### WHAT IS EXPECTED
Copy everything in the listing below word for word, apart from any images.

>> start STORED ROWS

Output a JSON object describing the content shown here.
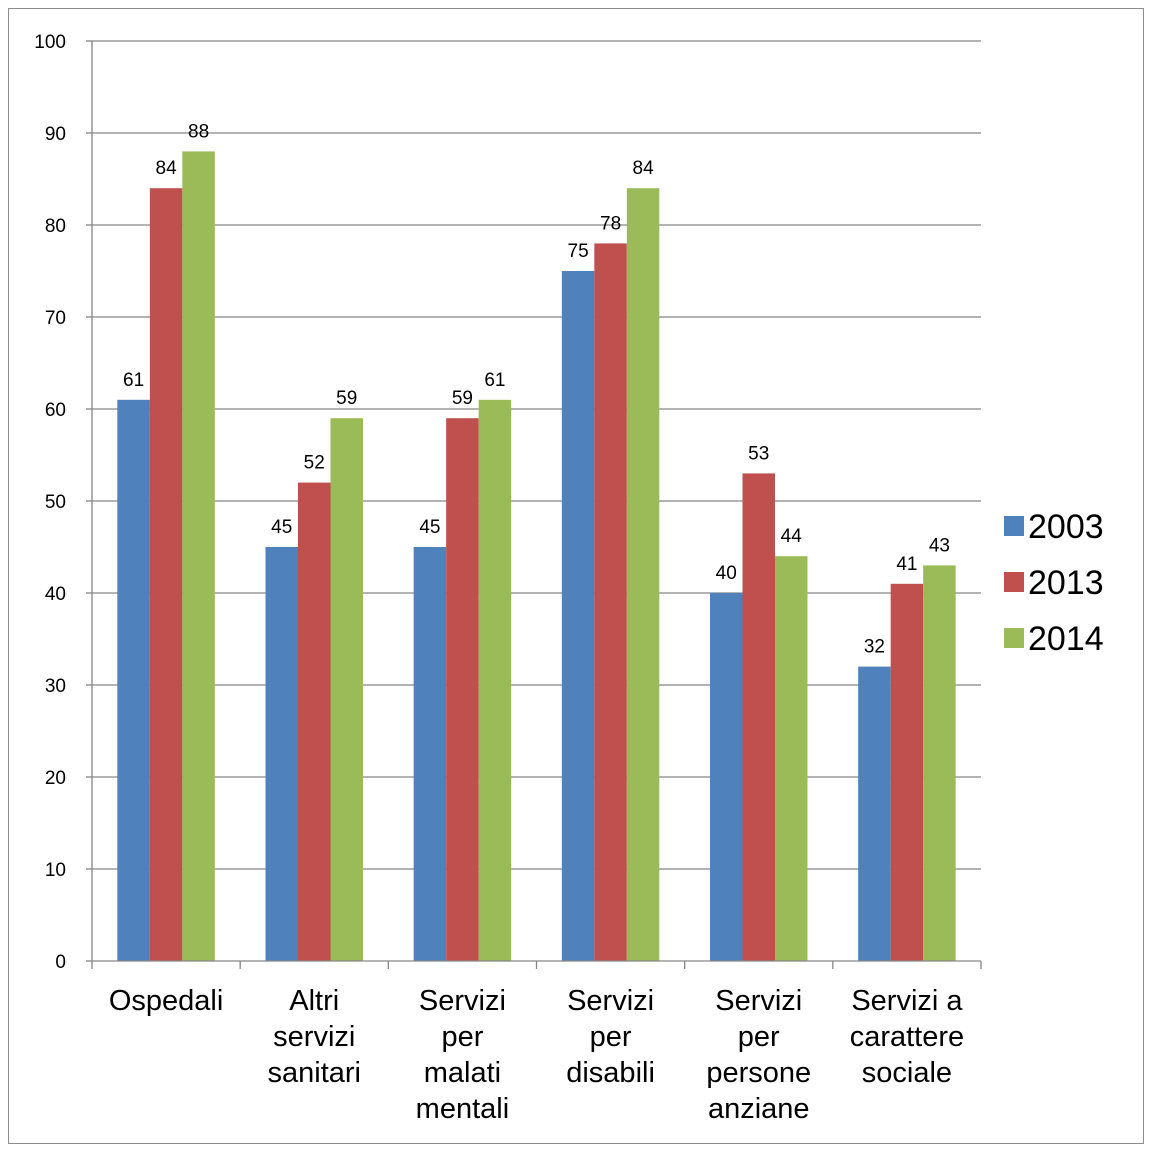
{
  "chart_data": {
    "type": "bar",
    "categories": [
      [
        "Ospedali"
      ],
      [
        "Altri",
        "servizi",
        "sanitari"
      ],
      [
        "Servizi",
        "per",
        "malati",
        "mentali"
      ],
      [
        "Servizi",
        "per",
        "disabili"
      ],
      [
        "Servizi",
        "per",
        "persone",
        "anziane"
      ],
      [
        "Servizi a",
        "carattere",
        "sociale"
      ]
    ],
    "series": [
      {
        "name": "2003",
        "color": "#4f81bd",
        "values": [
          61,
          45,
          45,
          75,
          40,
          32
        ]
      },
      {
        "name": "2013",
        "color": "#c0504d",
        "values": [
          84,
          52,
          59,
          78,
          53,
          41
        ]
      },
      {
        "name": "2014",
        "color": "#9bbb59",
        "values": [
          88,
          59,
          61,
          84,
          44,
          43
        ]
      }
    ],
    "ylim": [
      0,
      100
    ],
    "yticks": [
      0,
      10,
      20,
      30,
      40,
      50,
      60,
      70,
      80,
      90,
      100
    ],
    "grid": true,
    "legend_position": "right",
    "data_labels": true
  }
}
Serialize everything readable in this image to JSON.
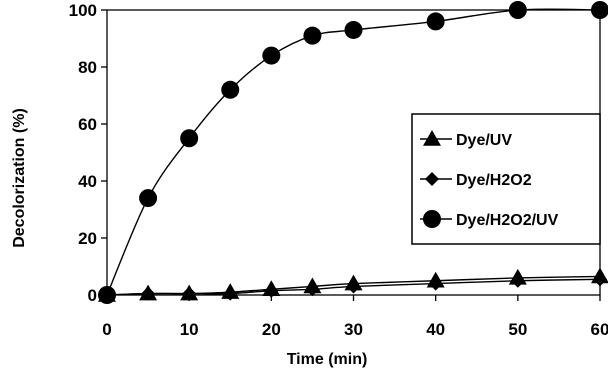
{
  "chart_data": {
    "type": "line",
    "xlabel": "Time (min)",
    "ylabel": "Decolorization (%)",
    "xlim": [
      0,
      60
    ],
    "ylim": [
      0,
      100
    ],
    "x_ticks": [
      "0",
      "10",
      "20",
      "30",
      "40",
      "50",
      "60"
    ],
    "y_ticks": [
      "0",
      "20",
      "40",
      "60",
      "80",
      "100"
    ],
    "grid": false,
    "legend_position": "right",
    "x": [
      0,
      5,
      10,
      15,
      20,
      25,
      30,
      40,
      50,
      60
    ],
    "series": [
      {
        "name": "Dye/UV",
        "marker": "triangle",
        "values": [
          0,
          0.5,
          0.5,
          1,
          2,
          3,
          4,
          5,
          6,
          6.5
        ]
      },
      {
        "name": "Dye/H2O2",
        "marker": "diamond",
        "values": [
          0,
          0.5,
          0.5,
          0.5,
          1.5,
          2,
          3,
          4,
          5,
          5.5
        ]
      },
      {
        "name": "Dye/H2O2/UV",
        "marker": "circle",
        "values": [
          0,
          34,
          55,
          72,
          84,
          91,
          93,
          96,
          100,
          100
        ]
      }
    ],
    "color": "#000000"
  }
}
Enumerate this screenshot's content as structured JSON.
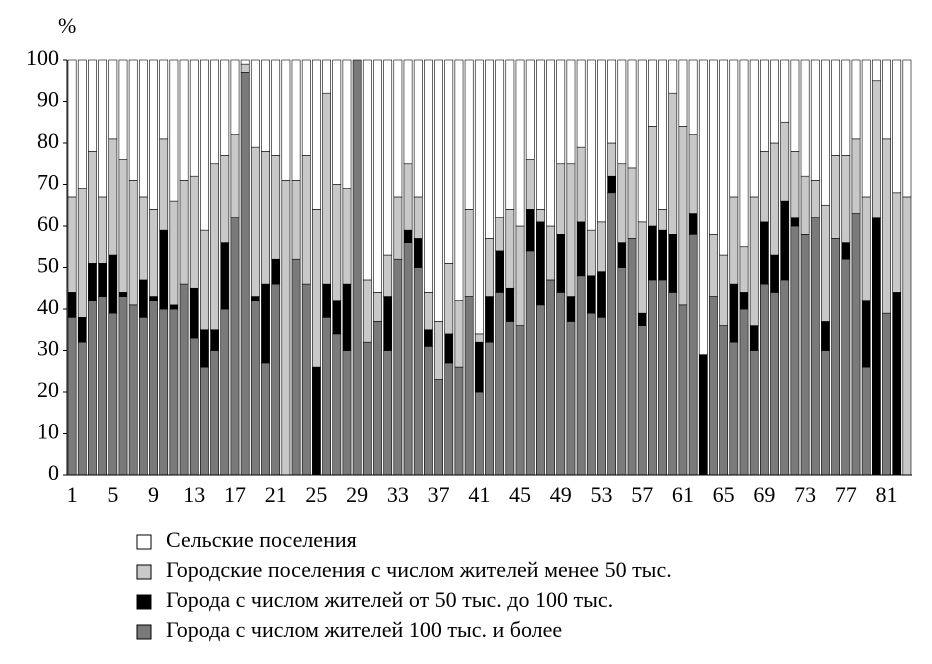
{
  "chart_data": {
    "type": "stacked_bar",
    "y_label": "%",
    "categories": [
      "1",
      null,
      null,
      null,
      "5",
      null,
      null,
      null,
      "9",
      null,
      null,
      null,
      "13",
      null,
      null,
      null,
      "17",
      null,
      null,
      null,
      "21",
      null,
      null,
      null,
      "25",
      null,
      null,
      null,
      "29",
      null,
      null,
      null,
      "33",
      null,
      null,
      null,
      "37",
      null,
      null,
      null,
      "41",
      null,
      null,
      null,
      "45",
      null,
      null,
      null,
      "49",
      null,
      null,
      null,
      "53",
      null,
      null,
      null,
      "57",
      null,
      null,
      null,
      "61",
      null,
      null,
      null,
      "65",
      null,
      null,
      null,
      "69",
      null,
      null,
      null,
      "73",
      null,
      null,
      null,
      "77",
      null,
      null,
      null,
      "81",
      null,
      null
    ],
    "series": [
      {
        "name": "Сельские поселения",
        "color": "#ffffff",
        "values": [
          33,
          31,
          22,
          33,
          19,
          24,
          29,
          33,
          36,
          19,
          34,
          29,
          28,
          41,
          25,
          23,
          18,
          1,
          21,
          22,
          23,
          29,
          29,
          23,
          36,
          8,
          30,
          31,
          0,
          53,
          56,
          47,
          33,
          25,
          33,
          56,
          63,
          49,
          58,
          36,
          66,
          43,
          38,
          36,
          40,
          24,
          36,
          40,
          25,
          25,
          21,
          41,
          39,
          20,
          25,
          26,
          39,
          16,
          36,
          8,
          16,
          18,
          71,
          42,
          47,
          33,
          45,
          33,
          22,
          20,
          15,
          22,
          28,
          29,
          35,
          23,
          23,
          19,
          33,
          5,
          19,
          32,
          33
        ]
      },
      {
        "name": "Городские поселения с числом жителей менее 50 тыс.",
        "color": "#c8c8c8",
        "values": [
          23,
          31,
          27,
          16,
          28,
          32,
          30,
          20,
          21,
          22,
          25,
          25,
          27,
          24,
          40,
          21,
          20,
          2,
          36,
          32,
          25,
          71,
          19,
          31,
          38,
          46,
          28,
          23,
          0,
          15,
          7,
          10,
          15,
          16,
          10,
          9,
          14,
          17,
          16,
          21,
          2,
          14,
          8,
          19,
          24,
          12,
          3,
          13,
          17,
          32,
          18,
          11,
          12,
          8,
          19,
          17,
          22,
          24,
          5,
          34,
          43,
          19,
          0,
          15,
          17,
          21,
          11,
          31,
          17,
          27,
          19,
          16,
          14,
          9,
          28,
          20,
          21,
          18,
          25,
          33,
          42,
          24,
          67
        ]
      },
      {
        "name": "Города с числом жителей от 50 тыс. до 100 тыс.",
        "color": "#000000",
        "values": [
          6,
          6,
          9,
          8,
          14,
          1,
          0,
          9,
          1,
          19,
          1,
          0,
          12,
          9,
          5,
          16,
          0,
          0,
          1,
          19,
          6,
          0,
          0,
          0,
          26,
          8,
          8,
          16,
          0,
          0,
          0,
          13,
          0,
          3,
          7,
          4,
          0,
          7,
          0,
          0,
          12,
          11,
          10,
          8,
          0,
          10,
          20,
          0,
          14,
          6,
          13,
          9,
          11,
          4,
          6,
          0,
          3,
          13,
          12,
          14,
          0,
          5,
          29,
          0,
          0,
          14,
          4,
          6,
          15,
          9,
          19,
          2,
          0,
          0,
          7,
          0,
          4,
          0,
          16,
          62,
          0,
          44,
          0
        ]
      },
      {
        "name": "Города с числом жителей 100 тыс. и более",
        "color": "#7a7a7a",
        "values": [
          38,
          32,
          42,
          43,
          39,
          43,
          41,
          38,
          42,
          40,
          40,
          46,
          33,
          26,
          30,
          40,
          62,
          97,
          42,
          27,
          46,
          0,
          52,
          46,
          0,
          38,
          34,
          30,
          100,
          32,
          37,
          30,
          52,
          56,
          50,
          31,
          23,
          27,
          26,
          43,
          20,
          32,
          44,
          37,
          36,
          54,
          41,
          47,
          44,
          37,
          48,
          39,
          38,
          68,
          50,
          57,
          36,
          47,
          47,
          44,
          41,
          58,
          0,
          43,
          36,
          32,
          40,
          30,
          46,
          44,
          47,
          60,
          58,
          62,
          30,
          57,
          52,
          63,
          26,
          0,
          39,
          0,
          0
        ]
      }
    ],
    "ylim": [
      0,
      100
    ],
    "yticks": [
      0,
      10,
      20,
      30,
      40,
      50,
      60,
      70,
      80,
      90,
      100
    ],
    "grid": false
  }
}
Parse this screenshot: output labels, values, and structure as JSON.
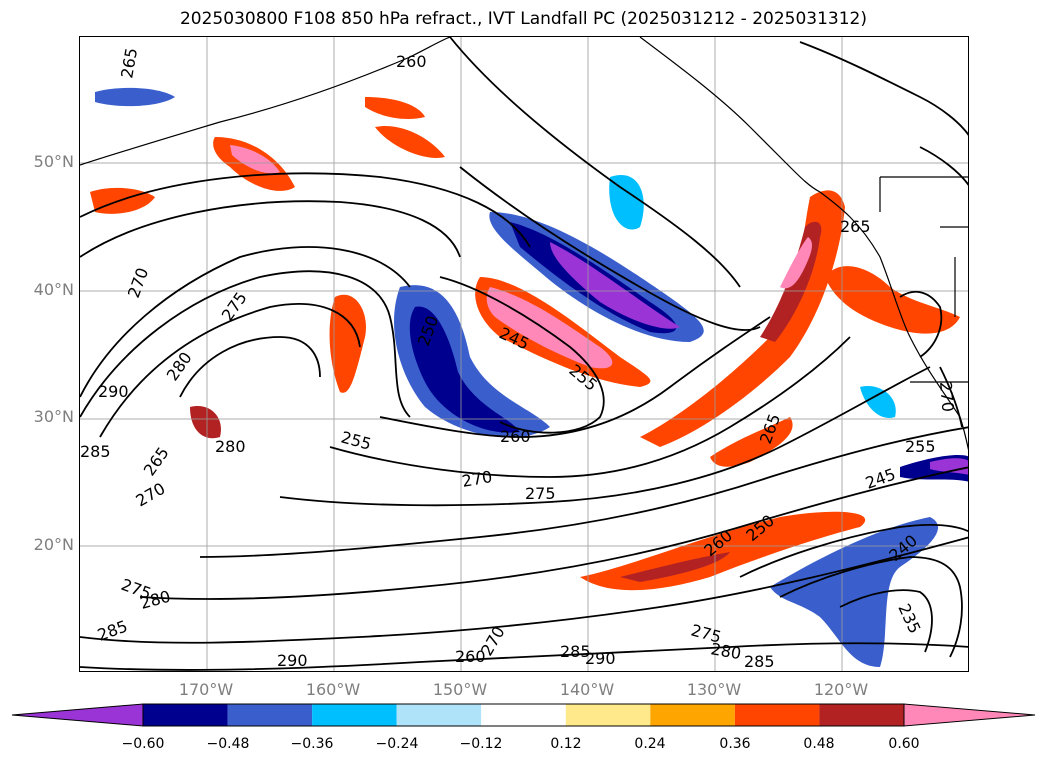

>> end STORED ROWS

### THE ANSWER
Output a JSON object describing the content shown here.
{
  "chart_data": {
    "type": "bar",
    "categories": [
      [
        "Ospedali"
      ],
      [
        "Altri",
        "servizi",
        "sanitari"
      ],
      [
        "Servizi",
        "per",
        "malati",
        "mentali"
      ],
      [
        "Servizi",
        "per",
        "disabili"
      ],
      [
        "Servizi",
        "per",
        "persone",
        "anziane"
      ],
      [
        "Servizi a",
        "carattere",
        "sociale"
      ]
    ],
    "series": [
      {
        "name": "2003",
        "color": "#4f81bd",
        "values": [
          61,
          45,
          45,
          75,
          40,
          32
        ]
      },
      {
        "name": "2013",
        "color": "#c0504d",
        "values": [
          84,
          52,
          59,
          78,
          53,
          41
        ]
      },
      {
        "name": "2014",
        "color": "#9bbb59",
        "values": [
          88,
          59,
          61,
          84,
          44,
          43
        ]
      }
    ],
    "ylim": [
      0,
      100
    ],
    "yticks": [
      0,
      10,
      20,
      30,
      40,
      50,
      60,
      70,
      80,
      90,
      100
    ],
    "grid": true,
    "legend_position": "right",
    "data_labels": true
  }
}
Serialize everything readable in this image to JSON.
{
  "chart_data": {
    "type": "line",
    "xlabel": "Time (min)",
    "ylabel": "Decolorization (%)",
    "xlim": [
      0,
      60
    ],
    "ylim": [
      0,
      100
    ],
    "x_ticks": [
      "0",
      "10",
      "20",
      "30",
      "40",
      "50",
      "60"
    ],
    "y_ticks": [
      "0",
      "20",
      "40",
      "60",
      "80",
      "100"
    ],
    "grid": false,
    "legend_position": "right",
    "x": [
      0,
      5,
      10,
      15,
      20,
      25,
      30,
      40,
      50,
      60
    ],
    "series": [
      {
        "name": "Dye/UV",
        "marker": "triangle",
        "values": [
          0,
          0.5,
          0.5,
          1,
          2,
          3,
          4,
          5,
          6,
          6.5
        ]
      },
      {
        "name": "Dye/H2O2",
        "marker": "diamond",
        "values": [
          0,
          0.5,
          0.5,
          0.5,
          1.5,
          2,
          3,
          4,
          5,
          5.5
        ]
      },
      {
        "name": "Dye/H2O2/UV",
        "marker": "circle",
        "values": [
          0,
          34,
          55,
          72,
          84,
          91,
          93,
          96,
          100,
          100
        ]
      }
    ],
    "color": "#000000"
  }
}
Enumerate this screenshot's content as structured JSON.
{
  "chart_data": {
    "type": "stacked_bar",
    "y_label": "%",
    "categories": [
      "1",
      null,
      null,
      null,
      "5",
      null,
      null,
      null,
      "9",
      null,
      null,
      null,
      "13",
      null,
      null,
      null,
      "17",
      null,
      null,
      null,
      "21",
      null,
      null,
      null,
      "25",
      null,
      null,
      null,
      "29",
      null,
      null,
      null,
      "33",
      null,
      null,
      null,
      "37",
      null,
      null,
      null,
      "41",
      null,
      null,
      null,
      "45",
      null,
      null,
      null,
      "49",
      null,
      null,
      null,
      "53",
      null,
      null,
      null,
      "57",
      null,
      null,
      null,
      "61",
      null,
      null,
      null,
      "65",
      null,
      null,
      null,
      "69",
      null,
      null,
      null,
      "73",
      null,
      null,
      null,
      "77",
      null,
      null,
      null,
      "81",
      null,
      null
    ],
    "series": [
      {
        "name": "Сельские поселения",
        "color": "#ffffff",
        "values": [
          33,
          31,
          22,
          33,
          19,
          24,
          29,
          33,
          36,
          19,
          34,
          29,
          28,
          41,
          25,
          23,
          18,
          1,
          21,
          22,
          23,
          29,
          29,
          23,
          36,
          8,
          30,
          31,
          0,
          53,
          56,
          47,
          33,
          25,
          33,
          56,
          63,
          49,
          58,
          36,
          66,
          43,
          38,
          36,
          40,
          24,
          36,
          40,
          25,
          25,
          21,
          41,
          39,
          20,
          25,
          26,
          39,
          16,
          36,
          8,
          16,
          18,
          71,
          42,
          47,
          33,
          45,
          33,
          22,
          20,
          15,
          22,
          28,
          29,
          35,
          23,
          23,
          19,
          33,
          5,
          19,
          32,
          33
        ]
      },
      {
        "name": "Городские поселения с числом жителей менее 50 тыс.",
        "color": "#c8c8c8",
        "values": [
          23,
          31,
          27,
          16,
          28,
          32,
          30,
          20,
          21,
          22,
          25,
          25,
          27,
          24,
          40,
          21,
          20,
          2,
          36,
          32,
          25,
          71,
          19,
          31,
          38,
          46,
          28,
          23,
          0,
          15,
          7,
          10,
          15,
          16,
          10,
          9,
          14,
          17,
          16,
          21,
          2,
          14,
          8,
          19,
          24,
          12,
          3,
          13,
          17,
          32,
          18,
          11,
          12,
          8,
          19,
          17,
          22,
          24,
          5,
          34,
          43,
          19,
          0,
          15,
          17,
          21,
          11,
          31,
          17,
          27,
          19,
          16,
          14,
          9,
          28,
          20,
          21,
          18,
          25,
          33,
          42,
          24,
          67
        ]
      },
      {
        "name": "Города с числом жителей от 50 тыс. до 100 тыс.",
        "color": "#000000",
        "values": [
          6,
          6,
          9,
          8,
          14,
          1,
          0,
          9,
          1,
          19,
          1,
          0,
          12,
          9,
          5,
          16,
          0,
          0,
          1,
          19,
          6,
          0,
          0,
          0,
          26,
          8,
          8,
          16,
          0,
          0,
          0,
          13,
          0,
          3,
          7,
          4,
          0,
          7,
          0,
          0,
          12,
          11,
          10,
          8,
          0,
          10,
          20,
          0,
          14,
          6,
          13,
          9,
          11,
          4,
          6,
          0,
          3,
          13,
          12,
          14,
          0,
          5,
          29,
          0,
          0,
          14,
          4,
          6,
          15,
          9,
          19,
          2,
          0,
          0,
          7,
          0,
          4,
          0,
          16,
          62,
          0,
          44,
          0
        ]
      },
      {
        "name": "Города с числом жителей 100 тыс. и более",
        "color": "#7a7a7a",
        "values": [
          38,
          32,
          42,
          43,
          39,
          43,
          41,
          38,
          42,
          40,
          40,
          46,
          33,
          26,
          30,
          40,
          62,
          97,
          42,
          27,
          46,
          0,
          52,
          46,
          0,
          38,
          34,
          30,
          100,
          32,
          37,
          30,
          52,
          56,
          50,
          31,
          23,
          27,
          26,
          43,
          20,
          32,
          44,
          37,
          36,
          54,
          41,
          47,
          44,
          37,
          48,
          39,
          38,
          68,
          50,
          57,
          36,
          47,
          47,
          44,
          41,
          58,
          0,
          43,
          36,
          32,
          40,
          30,
          46,
          44,
          47,
          60,
          58,
          62,
          30,
          57,
          52,
          63,
          26,
          0,
          39,
          0,
          0
        ]
      }
    ],
    "ylim": [
      0,
      100
    ],
    "yticks": [
      0,
      10,
      20,
      30,
      40,
      50,
      60,
      70,
      80,
      90,
      100
    ],
    "grid": false
  }
}
Parse this screenshot: output labels, values, and structure as JSON.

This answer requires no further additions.